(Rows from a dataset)
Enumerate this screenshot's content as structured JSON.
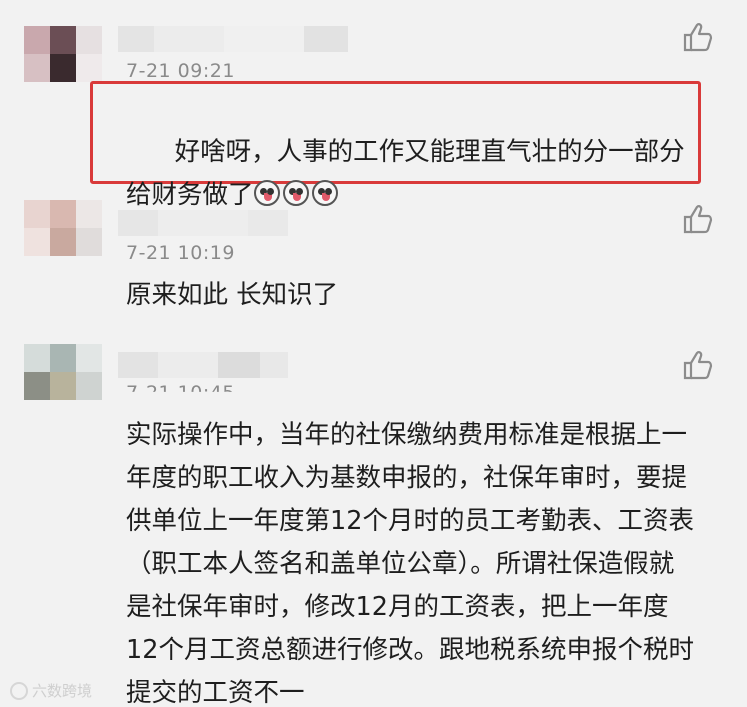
{
  "comments": [
    {
      "time": "7-21 09:21",
      "text": "好啥呀，人事的工作又能理直气壮的分一部分给财务做了",
      "emoji_count": 3,
      "highlighted": true
    },
    {
      "time": "7-21 10:19",
      "text": "原来如此 长知识了",
      "highlighted": false
    },
    {
      "time": "7-21 10:45",
      "text": "实际操作中，当年的社保缴纳费用标准是根据上一年度的职工收入为基数申报的，社保年审时，要提供单位上一年度第12个月时的员工考勤表、工资表（职工本人签名和盖单位公章）。所谓社保造假就是社保年审时，修改12月的工资表，把上一年度12个月工资总额进行修改。跟地税系统申报个税时提交的工资不一",
      "highlighted": false
    }
  ],
  "watermark": "六数跨境",
  "icons": {
    "like": "thumbs-up-icon",
    "emoji": "face-emoji-icon"
  },
  "colors": {
    "highlight_border": "#d93a3a",
    "timestamp": "#8a8a8a"
  }
}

— WHAT YOU SHOULD DO —
Output the material word for word, omitting its pictures.

— THE COMPLETED TASK —
Enumerate this screenshot's content as structured JSON.
{
  "comments": [
    {
      "time": "7-21 09:21",
      "text": "好啥呀，人事的工作又能理直气壮的分一部分给财务做了",
      "emoji_count": 3,
      "highlighted": true
    },
    {
      "time": "7-21 10:19",
      "text": "原来如此 长知识了",
      "highlighted": false
    },
    {
      "time": "7-21 10:45",
      "text": "实际操作中，当年的社保缴纳费用标准是根据上一年度的职工收入为基数申报的，社保年审时，要提供单位上一年度第12个月时的员工考勤表、工资表（职工本人签名和盖单位公章）。所谓社保造假就是社保年审时，修改12月的工资表，把上一年度12个月工资总额进行修改。跟地税系统申报个税时提交的工资不一",
      "highlighted": false
    }
  ],
  "watermark": "六数跨境",
  "icons": {
    "like": "thumbs-up-icon",
    "emoji": "face-emoji-icon"
  },
  "colors": {
    "highlight_border": "#d93a3a",
    "timestamp": "#8a8a8a"
  }
}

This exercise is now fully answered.